**What is expected**
Copy out every record below with complete accuracy.

[Stored data entries]
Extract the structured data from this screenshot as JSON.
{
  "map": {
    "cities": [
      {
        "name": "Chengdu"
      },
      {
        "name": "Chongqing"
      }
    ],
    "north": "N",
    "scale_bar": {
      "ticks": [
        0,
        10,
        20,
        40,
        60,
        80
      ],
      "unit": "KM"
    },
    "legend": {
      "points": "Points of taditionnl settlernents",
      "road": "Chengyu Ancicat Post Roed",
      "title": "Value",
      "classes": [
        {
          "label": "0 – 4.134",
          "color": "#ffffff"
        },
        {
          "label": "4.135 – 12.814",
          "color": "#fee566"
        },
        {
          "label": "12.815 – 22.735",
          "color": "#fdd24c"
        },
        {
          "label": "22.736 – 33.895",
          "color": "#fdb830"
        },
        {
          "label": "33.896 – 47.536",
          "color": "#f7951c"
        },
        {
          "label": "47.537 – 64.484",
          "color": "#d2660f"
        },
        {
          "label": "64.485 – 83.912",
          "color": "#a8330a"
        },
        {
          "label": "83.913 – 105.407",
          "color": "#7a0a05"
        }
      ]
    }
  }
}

**Final result**
Extract the structured data from this screenshot as JSON.
{
  "map": {
    "cities": [
      {
        "name": "Chengdu"
      },
      {
        "name": "Chongqing"
      }
    ],
    "north": "N",
    "scale_bar": {
      "ticks": [
        0,
        10,
        20,
        40,
        60,
        80
      ],
      "unit": "KM"
    },
    "legend": {
      "points": "Points of taditionnl settlernents",
      "road": "Chengyu Ancicat Post Roed",
      "title": "Value",
      "classes": [
        {
          "label": "0 – 4.134",
          "color": "#ffffff"
        },
        {
          "label": "4.135 – 12.814",
          "color": "#fee566"
        },
        {
          "label": "12.815 – 22.735",
          "color": "#fdd24c"
        },
        {
          "label": "22.736 – 33.895",
          "color": "#fdb830"
        },
        {
          "label": "33.896 – 47.536",
          "color": "#f7951c"
        },
        {
          "label": "47.537 – 64.484",
          "color": "#d2660f"
        },
        {
          "label": "64.485 – 83.912",
          "color": "#a8330a"
        },
        {
          "label": "83.913 – 105.407",
          "color": "#7a0a05"
        }
      ]
    }
  }
}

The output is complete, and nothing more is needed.